Read the records below. Copy each line where the string "seaverdadero" occurs.

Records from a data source
################

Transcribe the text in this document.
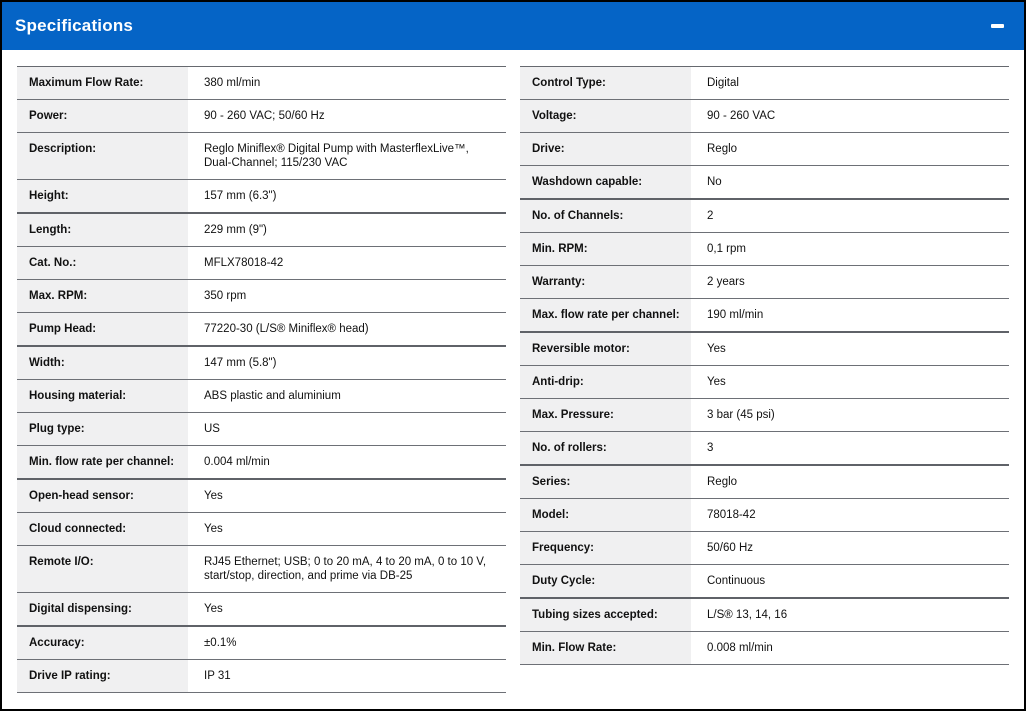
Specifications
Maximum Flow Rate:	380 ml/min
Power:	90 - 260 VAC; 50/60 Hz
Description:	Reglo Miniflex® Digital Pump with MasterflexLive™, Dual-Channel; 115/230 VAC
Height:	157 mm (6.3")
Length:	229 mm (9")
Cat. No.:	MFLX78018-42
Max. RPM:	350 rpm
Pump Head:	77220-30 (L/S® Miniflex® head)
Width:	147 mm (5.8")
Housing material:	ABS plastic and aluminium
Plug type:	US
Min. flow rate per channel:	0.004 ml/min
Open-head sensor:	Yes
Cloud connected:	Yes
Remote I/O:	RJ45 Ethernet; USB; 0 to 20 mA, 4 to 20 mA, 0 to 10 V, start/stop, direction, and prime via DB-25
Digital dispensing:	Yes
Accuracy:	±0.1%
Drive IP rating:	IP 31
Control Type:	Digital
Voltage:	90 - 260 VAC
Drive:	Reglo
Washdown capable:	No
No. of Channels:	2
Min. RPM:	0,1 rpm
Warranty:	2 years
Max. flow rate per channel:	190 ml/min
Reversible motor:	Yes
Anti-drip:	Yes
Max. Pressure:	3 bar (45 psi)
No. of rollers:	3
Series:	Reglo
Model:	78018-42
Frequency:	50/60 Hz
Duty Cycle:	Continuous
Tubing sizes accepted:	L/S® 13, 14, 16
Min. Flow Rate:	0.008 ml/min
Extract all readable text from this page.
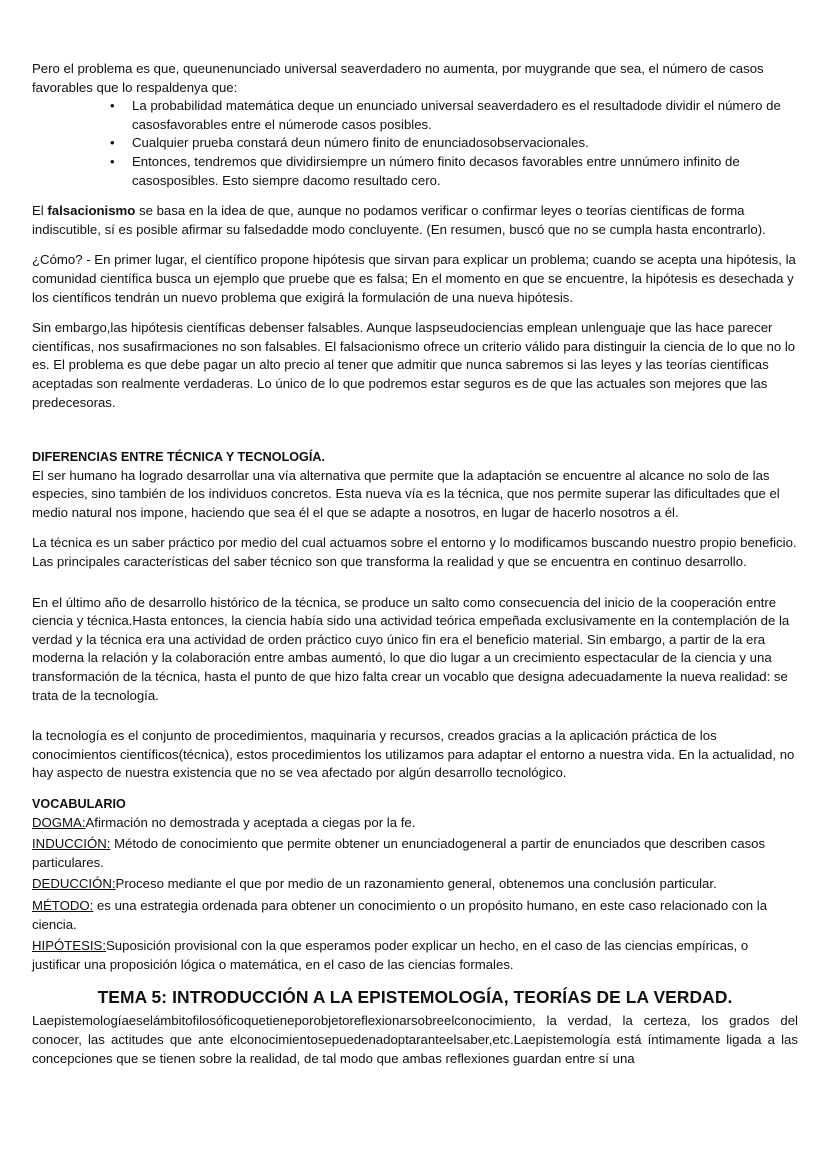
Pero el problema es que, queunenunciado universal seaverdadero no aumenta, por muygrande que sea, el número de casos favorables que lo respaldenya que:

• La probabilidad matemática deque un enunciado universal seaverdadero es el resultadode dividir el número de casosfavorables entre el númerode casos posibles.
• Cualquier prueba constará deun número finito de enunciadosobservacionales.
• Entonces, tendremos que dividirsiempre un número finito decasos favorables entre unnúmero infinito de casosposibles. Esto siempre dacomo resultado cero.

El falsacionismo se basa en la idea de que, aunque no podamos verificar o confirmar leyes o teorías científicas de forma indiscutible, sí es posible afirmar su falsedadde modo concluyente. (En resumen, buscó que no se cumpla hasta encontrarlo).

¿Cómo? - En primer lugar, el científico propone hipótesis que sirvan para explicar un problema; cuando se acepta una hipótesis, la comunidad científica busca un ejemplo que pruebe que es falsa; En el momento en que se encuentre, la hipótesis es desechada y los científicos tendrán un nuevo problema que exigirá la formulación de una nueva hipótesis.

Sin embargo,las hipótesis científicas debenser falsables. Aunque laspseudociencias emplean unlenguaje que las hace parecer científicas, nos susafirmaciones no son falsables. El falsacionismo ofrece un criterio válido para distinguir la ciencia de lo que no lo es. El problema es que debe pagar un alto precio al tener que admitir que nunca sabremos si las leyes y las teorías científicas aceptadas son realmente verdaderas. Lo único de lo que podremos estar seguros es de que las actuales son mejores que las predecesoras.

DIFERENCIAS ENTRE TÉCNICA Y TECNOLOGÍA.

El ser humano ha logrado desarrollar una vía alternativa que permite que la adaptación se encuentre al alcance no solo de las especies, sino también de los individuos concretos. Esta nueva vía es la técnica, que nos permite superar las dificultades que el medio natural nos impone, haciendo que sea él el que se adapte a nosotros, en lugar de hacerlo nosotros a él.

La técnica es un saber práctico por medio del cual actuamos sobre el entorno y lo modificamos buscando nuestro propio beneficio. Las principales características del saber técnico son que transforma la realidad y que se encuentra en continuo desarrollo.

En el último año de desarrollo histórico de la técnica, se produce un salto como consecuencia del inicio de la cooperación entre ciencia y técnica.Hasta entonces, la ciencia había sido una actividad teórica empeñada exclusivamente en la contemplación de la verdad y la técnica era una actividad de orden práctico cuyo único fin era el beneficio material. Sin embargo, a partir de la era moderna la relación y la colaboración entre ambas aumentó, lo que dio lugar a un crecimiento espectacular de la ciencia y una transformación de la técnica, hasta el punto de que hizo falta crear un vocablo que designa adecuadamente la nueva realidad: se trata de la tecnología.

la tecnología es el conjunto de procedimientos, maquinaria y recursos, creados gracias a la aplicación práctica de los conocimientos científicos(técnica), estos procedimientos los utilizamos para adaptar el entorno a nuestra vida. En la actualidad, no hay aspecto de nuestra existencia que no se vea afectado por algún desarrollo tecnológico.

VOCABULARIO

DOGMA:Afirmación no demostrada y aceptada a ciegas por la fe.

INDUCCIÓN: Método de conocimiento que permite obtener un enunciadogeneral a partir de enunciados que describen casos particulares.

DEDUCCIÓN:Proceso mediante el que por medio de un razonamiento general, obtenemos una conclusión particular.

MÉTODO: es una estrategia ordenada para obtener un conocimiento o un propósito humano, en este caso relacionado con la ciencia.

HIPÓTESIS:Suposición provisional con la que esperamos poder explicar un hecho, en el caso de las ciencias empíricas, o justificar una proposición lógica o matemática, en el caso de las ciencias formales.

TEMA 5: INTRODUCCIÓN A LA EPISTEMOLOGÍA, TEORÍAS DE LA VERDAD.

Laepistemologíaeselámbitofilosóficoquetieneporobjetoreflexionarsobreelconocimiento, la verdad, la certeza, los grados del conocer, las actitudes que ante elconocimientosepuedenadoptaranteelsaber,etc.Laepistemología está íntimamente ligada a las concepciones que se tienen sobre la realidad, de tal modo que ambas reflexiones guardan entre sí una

################

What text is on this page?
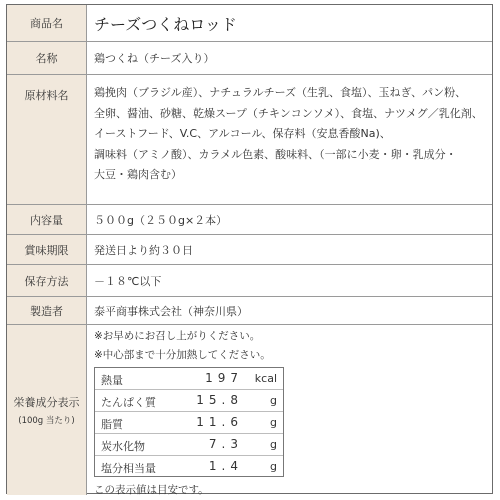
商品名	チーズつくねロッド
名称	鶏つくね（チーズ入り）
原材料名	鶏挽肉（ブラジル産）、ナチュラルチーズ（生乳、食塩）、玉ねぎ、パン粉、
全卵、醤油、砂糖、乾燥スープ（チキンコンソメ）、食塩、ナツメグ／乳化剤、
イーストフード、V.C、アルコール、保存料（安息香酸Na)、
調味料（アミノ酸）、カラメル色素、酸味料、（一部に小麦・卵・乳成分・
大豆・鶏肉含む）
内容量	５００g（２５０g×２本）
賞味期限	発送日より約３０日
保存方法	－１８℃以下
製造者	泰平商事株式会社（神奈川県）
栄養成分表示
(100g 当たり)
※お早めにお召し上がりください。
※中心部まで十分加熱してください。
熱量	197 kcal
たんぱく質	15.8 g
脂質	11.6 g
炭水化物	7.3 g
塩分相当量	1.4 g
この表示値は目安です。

################

(Response to this task)
Pero el problema es que, queunenunciado universal seaverdadero no aumenta, por muygrande que sea, el número de casos favorables que lo respaldenya que:
• La probabilidad matemática deque un enunciado universal seaverdadero es el resultadode dividir el número de casosfavorables entre el númerode casos posibles.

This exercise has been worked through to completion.